To do:
Copy out each line of the listing that has the word "sehr" in it.

--- Begin Data ---

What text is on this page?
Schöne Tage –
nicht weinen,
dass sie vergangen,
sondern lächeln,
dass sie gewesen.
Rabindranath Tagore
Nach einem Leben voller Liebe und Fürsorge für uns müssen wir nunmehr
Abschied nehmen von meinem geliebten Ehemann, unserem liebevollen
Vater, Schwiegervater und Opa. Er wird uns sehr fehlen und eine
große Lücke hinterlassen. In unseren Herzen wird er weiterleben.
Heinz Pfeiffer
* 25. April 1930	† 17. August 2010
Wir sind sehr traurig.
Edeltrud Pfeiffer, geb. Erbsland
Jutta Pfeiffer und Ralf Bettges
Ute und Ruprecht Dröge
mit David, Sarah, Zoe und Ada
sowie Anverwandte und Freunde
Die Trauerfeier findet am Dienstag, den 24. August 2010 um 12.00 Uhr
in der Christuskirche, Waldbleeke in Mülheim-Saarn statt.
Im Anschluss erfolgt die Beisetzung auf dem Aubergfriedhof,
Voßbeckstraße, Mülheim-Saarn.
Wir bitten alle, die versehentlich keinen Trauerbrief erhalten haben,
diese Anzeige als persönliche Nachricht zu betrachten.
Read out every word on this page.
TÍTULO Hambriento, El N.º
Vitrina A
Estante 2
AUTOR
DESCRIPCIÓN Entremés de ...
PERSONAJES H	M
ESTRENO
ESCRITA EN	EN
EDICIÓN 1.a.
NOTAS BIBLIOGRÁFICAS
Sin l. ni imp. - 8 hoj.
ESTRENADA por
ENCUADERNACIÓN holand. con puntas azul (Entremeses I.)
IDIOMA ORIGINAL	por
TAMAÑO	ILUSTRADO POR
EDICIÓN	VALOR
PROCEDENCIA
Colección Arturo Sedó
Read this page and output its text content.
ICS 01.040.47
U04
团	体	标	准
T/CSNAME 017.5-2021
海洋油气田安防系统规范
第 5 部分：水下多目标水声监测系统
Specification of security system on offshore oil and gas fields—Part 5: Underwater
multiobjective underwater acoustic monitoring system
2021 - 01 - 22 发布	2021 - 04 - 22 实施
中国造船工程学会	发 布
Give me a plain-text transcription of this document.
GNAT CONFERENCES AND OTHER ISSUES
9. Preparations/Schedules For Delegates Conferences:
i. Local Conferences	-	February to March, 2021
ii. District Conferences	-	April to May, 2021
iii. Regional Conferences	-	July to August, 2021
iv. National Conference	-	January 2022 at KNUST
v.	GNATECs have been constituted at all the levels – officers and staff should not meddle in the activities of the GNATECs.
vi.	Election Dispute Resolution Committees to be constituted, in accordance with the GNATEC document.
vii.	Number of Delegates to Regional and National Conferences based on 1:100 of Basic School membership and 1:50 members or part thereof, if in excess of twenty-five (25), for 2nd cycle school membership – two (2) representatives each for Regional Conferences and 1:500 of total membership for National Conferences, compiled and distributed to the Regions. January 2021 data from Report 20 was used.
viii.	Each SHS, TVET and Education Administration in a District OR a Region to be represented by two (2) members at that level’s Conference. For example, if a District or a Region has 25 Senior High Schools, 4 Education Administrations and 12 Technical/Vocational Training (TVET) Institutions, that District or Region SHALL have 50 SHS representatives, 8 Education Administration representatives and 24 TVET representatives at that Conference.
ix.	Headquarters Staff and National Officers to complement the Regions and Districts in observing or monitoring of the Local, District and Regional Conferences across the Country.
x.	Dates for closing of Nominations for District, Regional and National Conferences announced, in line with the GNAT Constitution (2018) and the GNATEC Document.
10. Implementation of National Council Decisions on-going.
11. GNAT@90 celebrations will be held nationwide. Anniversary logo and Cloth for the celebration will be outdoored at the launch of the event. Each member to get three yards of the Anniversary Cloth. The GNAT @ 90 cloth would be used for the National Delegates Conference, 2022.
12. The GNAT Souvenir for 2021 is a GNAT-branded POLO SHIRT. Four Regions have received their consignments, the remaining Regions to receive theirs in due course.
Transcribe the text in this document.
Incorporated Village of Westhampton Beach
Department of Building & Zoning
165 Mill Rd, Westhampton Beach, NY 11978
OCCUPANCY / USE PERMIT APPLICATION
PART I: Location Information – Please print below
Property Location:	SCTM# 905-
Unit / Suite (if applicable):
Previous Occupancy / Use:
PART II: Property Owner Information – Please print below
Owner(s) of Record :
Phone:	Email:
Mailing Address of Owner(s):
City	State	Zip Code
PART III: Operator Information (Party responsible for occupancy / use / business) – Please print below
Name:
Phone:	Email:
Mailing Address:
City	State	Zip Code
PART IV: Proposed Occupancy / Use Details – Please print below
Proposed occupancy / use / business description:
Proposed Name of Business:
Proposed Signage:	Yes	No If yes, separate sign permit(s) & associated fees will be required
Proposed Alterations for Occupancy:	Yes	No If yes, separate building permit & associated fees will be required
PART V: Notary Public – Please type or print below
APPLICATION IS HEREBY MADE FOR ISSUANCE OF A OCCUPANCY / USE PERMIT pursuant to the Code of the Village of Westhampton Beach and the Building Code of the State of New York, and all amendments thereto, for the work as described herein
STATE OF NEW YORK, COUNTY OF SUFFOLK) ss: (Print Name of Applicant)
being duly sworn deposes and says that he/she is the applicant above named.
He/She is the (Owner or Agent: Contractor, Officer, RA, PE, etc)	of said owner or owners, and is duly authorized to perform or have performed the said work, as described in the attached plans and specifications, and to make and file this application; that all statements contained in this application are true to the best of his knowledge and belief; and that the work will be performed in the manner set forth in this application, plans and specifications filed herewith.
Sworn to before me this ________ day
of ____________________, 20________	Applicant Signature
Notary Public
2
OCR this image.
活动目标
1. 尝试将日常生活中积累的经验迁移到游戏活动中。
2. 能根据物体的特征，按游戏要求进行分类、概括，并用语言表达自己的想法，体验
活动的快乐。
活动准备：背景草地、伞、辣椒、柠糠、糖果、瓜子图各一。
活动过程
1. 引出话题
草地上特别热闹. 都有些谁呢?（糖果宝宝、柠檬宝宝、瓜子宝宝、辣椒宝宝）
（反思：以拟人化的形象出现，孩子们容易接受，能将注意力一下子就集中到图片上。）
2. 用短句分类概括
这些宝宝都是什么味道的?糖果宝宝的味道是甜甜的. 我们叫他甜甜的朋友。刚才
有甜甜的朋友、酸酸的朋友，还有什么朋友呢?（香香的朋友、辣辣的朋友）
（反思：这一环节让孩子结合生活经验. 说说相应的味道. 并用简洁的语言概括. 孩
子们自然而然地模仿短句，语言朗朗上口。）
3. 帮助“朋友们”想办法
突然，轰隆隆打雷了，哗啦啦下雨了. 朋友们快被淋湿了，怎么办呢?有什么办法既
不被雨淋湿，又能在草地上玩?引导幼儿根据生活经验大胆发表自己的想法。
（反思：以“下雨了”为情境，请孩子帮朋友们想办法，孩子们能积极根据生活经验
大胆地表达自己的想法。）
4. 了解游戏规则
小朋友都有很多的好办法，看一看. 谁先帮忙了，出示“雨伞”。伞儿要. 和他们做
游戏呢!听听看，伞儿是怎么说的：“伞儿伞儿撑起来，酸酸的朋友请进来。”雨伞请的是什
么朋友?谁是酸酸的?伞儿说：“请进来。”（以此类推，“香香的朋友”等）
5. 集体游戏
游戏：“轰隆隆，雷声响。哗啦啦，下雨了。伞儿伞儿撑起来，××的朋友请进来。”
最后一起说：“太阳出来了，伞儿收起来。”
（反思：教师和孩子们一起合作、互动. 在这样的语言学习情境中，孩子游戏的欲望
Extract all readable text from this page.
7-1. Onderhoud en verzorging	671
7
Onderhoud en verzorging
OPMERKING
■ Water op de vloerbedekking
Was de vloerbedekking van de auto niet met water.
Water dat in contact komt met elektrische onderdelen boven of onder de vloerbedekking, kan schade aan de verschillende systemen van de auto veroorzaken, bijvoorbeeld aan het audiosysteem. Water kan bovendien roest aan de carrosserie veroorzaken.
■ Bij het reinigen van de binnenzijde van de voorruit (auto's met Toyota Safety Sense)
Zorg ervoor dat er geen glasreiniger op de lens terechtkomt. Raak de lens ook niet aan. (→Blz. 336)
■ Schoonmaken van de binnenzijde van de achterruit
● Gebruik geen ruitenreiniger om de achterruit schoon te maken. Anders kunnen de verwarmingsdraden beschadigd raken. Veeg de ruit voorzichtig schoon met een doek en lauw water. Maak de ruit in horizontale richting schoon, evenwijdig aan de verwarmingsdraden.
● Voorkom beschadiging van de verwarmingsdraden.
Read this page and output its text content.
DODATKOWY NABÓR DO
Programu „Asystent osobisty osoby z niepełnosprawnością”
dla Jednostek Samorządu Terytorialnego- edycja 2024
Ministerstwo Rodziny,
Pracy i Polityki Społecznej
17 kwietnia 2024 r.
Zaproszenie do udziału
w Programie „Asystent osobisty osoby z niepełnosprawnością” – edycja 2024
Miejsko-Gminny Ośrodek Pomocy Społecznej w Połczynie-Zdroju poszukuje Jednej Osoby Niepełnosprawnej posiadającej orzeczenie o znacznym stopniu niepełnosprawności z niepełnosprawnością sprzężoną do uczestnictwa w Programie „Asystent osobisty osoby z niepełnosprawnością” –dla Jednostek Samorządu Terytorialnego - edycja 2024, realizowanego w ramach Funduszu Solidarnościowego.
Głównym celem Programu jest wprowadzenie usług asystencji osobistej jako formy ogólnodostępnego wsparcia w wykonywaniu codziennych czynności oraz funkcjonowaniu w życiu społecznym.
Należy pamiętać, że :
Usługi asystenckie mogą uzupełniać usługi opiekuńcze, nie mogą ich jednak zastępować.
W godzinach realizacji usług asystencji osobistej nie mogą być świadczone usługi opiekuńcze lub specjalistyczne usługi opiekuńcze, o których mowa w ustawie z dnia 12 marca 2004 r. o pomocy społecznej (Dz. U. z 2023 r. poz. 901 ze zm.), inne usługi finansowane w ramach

--- End Data ---

Answer below:
Vater, Schwiegervater und Opa. Er wird uns sehr fehlen und eine
Wir sind sehr traurig.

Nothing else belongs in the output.